## [Aim]
Extract each line containing the string "Greater".

══════════════════════════════

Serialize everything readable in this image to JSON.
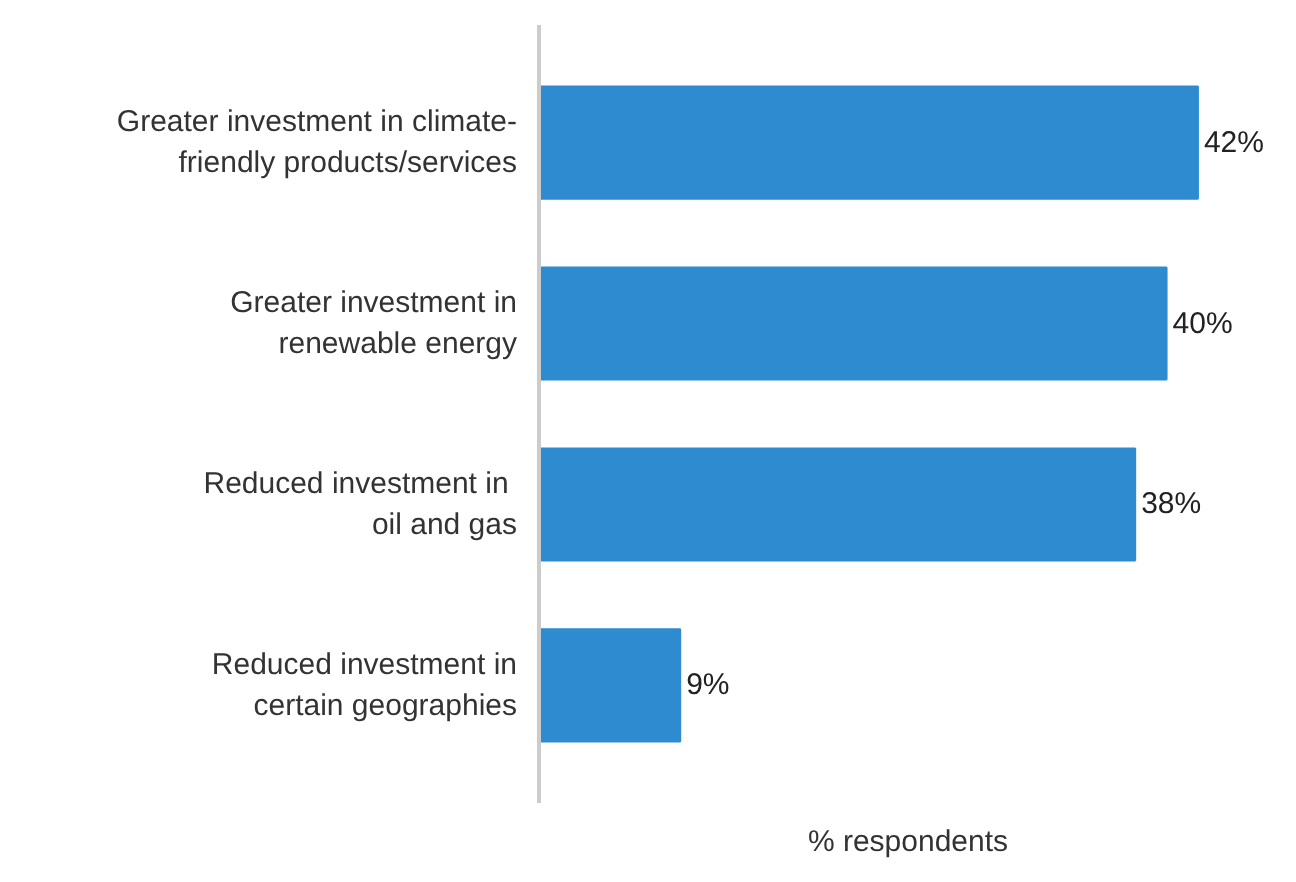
{
  "chart_data": {
    "type": "bar",
    "orientation": "horizontal",
    "xlabel": "% respondents",
    "categories": [
      "Greater investment in climate-\nfriendly products/services",
      "Greater investment in\nrenewable energy",
      "Reduced investment in \noil and gas",
      "Reduced investment in\ncertain geographies"
    ],
    "values": [
      42,
      40,
      38,
      9
    ],
    "value_labels": [
      "42%",
      "40%",
      "38%",
      "9%"
    ],
    "color": "#2e8bcf",
    "tick_labels": "y",
    "grid": false
  }
}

══════════════════════════════

## [Completed exercise]
      "Greater investment in climate-\nfriendly products/services",
      "Greater investment in\nrenewable energy",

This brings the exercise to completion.